====== DATASET CONTENT

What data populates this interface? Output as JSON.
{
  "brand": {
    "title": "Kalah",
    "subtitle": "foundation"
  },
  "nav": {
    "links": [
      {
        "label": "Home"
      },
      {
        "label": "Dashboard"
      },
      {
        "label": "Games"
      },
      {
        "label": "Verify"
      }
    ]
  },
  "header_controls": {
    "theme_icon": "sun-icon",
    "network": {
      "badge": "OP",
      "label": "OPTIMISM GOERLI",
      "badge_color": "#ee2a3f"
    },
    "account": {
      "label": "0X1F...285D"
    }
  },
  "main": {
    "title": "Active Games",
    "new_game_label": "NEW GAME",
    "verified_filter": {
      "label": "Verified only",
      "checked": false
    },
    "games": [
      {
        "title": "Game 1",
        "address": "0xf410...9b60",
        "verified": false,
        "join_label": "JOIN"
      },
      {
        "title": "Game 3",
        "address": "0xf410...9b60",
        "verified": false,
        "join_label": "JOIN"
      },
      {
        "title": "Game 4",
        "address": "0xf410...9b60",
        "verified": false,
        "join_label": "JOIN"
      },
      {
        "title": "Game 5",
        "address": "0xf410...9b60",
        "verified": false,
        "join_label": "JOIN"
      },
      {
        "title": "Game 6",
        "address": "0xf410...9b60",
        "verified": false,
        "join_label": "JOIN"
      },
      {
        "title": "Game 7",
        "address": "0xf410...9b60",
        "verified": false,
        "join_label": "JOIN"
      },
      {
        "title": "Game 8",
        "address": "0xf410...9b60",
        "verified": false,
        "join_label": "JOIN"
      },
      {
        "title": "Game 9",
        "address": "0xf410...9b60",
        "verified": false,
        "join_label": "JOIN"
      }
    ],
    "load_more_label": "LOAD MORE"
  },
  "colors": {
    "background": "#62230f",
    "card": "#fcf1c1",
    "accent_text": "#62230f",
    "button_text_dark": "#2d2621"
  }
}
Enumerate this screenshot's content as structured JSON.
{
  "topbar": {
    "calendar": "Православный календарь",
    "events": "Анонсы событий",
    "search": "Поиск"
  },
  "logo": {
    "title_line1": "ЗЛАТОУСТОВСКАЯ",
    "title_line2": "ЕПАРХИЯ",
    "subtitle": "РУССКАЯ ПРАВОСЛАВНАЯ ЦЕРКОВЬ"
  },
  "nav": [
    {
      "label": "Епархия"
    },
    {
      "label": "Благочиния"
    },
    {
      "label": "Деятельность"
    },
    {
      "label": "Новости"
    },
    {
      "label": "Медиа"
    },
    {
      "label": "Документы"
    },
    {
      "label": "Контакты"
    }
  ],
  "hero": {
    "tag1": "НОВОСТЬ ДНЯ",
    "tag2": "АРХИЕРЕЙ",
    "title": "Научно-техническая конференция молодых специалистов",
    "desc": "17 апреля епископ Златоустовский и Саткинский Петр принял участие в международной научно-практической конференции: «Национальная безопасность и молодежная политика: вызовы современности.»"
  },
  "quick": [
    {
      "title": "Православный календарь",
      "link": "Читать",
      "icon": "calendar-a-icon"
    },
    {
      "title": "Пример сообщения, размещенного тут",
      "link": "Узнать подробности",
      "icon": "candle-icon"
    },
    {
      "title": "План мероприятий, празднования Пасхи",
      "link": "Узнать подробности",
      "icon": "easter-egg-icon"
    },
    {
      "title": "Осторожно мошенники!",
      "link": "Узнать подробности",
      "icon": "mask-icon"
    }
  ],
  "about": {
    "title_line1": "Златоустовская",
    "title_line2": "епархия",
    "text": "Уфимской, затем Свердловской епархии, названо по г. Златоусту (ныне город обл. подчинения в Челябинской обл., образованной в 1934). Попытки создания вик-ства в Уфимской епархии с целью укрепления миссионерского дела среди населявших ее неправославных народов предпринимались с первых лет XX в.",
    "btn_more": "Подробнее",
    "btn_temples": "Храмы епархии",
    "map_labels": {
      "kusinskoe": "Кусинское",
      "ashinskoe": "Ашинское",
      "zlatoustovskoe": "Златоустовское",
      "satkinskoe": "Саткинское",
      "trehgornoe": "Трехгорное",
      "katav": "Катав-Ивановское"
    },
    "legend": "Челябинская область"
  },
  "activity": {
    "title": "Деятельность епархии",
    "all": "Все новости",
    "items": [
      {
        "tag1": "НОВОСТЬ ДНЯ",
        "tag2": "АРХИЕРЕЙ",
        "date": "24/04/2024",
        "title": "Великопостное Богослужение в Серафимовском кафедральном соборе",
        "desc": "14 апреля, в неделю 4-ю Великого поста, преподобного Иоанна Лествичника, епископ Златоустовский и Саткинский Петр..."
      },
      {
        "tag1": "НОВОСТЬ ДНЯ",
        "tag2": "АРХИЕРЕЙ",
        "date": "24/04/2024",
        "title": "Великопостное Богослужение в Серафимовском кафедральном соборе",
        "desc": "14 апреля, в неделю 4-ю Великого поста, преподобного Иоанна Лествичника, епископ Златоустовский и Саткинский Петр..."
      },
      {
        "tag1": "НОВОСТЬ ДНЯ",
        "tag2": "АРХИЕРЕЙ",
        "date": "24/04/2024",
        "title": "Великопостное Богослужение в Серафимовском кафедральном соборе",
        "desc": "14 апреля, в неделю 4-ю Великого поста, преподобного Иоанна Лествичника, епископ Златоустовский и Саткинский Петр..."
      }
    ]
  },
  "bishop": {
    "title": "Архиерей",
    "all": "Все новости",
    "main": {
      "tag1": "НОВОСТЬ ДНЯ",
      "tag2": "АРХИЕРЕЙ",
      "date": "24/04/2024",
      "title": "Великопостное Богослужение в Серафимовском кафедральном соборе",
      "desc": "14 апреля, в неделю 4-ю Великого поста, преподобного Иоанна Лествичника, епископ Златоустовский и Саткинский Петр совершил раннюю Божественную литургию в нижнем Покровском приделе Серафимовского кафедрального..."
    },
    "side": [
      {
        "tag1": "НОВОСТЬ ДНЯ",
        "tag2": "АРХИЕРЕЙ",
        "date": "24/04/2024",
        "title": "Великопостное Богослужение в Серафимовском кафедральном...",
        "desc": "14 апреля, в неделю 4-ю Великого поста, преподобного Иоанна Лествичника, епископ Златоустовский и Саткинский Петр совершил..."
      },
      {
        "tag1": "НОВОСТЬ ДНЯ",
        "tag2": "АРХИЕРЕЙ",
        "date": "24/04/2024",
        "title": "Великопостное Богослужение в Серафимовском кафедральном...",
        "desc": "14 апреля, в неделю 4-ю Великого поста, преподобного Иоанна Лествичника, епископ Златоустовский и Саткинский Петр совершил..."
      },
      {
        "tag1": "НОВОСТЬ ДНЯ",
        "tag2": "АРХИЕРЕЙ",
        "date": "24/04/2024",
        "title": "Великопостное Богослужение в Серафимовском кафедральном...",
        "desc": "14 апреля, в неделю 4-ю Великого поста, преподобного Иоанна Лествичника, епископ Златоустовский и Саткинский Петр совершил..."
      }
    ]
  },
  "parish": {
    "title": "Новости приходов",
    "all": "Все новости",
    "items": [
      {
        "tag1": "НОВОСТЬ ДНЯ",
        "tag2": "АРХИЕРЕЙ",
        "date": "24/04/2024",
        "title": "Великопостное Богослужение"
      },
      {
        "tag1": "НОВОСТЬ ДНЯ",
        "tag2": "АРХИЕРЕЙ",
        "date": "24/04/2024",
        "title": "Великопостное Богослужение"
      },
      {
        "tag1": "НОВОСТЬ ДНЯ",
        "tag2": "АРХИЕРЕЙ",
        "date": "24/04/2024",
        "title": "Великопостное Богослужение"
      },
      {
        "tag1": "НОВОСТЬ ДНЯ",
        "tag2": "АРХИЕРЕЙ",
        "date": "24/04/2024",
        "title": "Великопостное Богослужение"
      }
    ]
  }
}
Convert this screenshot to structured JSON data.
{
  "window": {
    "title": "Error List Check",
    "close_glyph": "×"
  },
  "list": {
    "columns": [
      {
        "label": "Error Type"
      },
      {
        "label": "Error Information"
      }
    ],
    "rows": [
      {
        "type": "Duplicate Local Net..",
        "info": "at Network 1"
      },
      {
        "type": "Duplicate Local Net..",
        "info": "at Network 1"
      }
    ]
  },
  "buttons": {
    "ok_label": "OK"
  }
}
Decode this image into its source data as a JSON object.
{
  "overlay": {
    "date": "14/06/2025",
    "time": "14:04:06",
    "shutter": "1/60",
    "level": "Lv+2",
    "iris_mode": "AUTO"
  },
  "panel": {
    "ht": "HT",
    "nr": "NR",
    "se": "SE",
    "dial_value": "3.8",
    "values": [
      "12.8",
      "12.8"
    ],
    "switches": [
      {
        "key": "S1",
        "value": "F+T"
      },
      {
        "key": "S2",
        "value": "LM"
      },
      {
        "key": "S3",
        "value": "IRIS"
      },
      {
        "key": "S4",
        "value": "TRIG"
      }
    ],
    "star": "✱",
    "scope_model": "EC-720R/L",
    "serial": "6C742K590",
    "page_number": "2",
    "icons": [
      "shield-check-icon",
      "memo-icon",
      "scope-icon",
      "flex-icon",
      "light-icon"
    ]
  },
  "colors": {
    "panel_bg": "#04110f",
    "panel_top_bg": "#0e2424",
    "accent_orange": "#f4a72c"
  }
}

============

:: REQUEST ::
Give back the lines above exactly, from the one with "Convert this screenshot" through the last line.

:: ANSWER FOR THE TASK ::
Convert this screenshot to structured JSON data.
{
  "window": {
    "title": "Error List Check",
    "close_glyph": "×"
  },
  "list": {
    "columns": [
      {
        "label": "Error Type"
      },
      {
        "label": "Error Information"
      }
    ],
    "rows": [
      {
        "type": "Duplicate Local Net..",
        "info": "at Network 1"
      },
      {
        "type": "Duplicate Local Net..",
        "info": "at Network 1"
      }
    ]
  },
  "buttons": {
    "ok_label": "OK"
  }
}
Decode this image into its source data as a JSON object.
{
  "overlay": {
    "date": "14/06/2025",
    "time": "14:04:06",
    "shutter": "1/60",
    "level": "Lv+2",
    "iris_mode": "AUTO"
  },
  "panel": {
    "ht": "HT",
    "nr": "NR",
    "se": "SE",
    "dial_value": "3.8",
    "values": [
      "12.8",
      "12.8"
    ],
    "switches": [
      {
        "key": "S1",
        "value": "F+T"
      },
      {
        "key": "S2",
        "value": "LM"
      },
      {
        "key": "S3",
        "value": "IRIS"
      },
      {
        "key": "S4",
        "value": "TRIG"
      }
    ],
    "star": "✱",
    "scope_model": "EC-720R/L",
    "serial": "6C742K590",
    "page_number": "2",
    "icons": [
      "shield-check-icon",
      "memo-icon",
      "scope-icon",
      "flex-icon",
      "light-icon"
    ]
  },
  "colors": {
    "panel_bg": "#04110f",
    "panel_top_bg": "#0e2424",
    "accent_orange": "#f4a72c"
  }
}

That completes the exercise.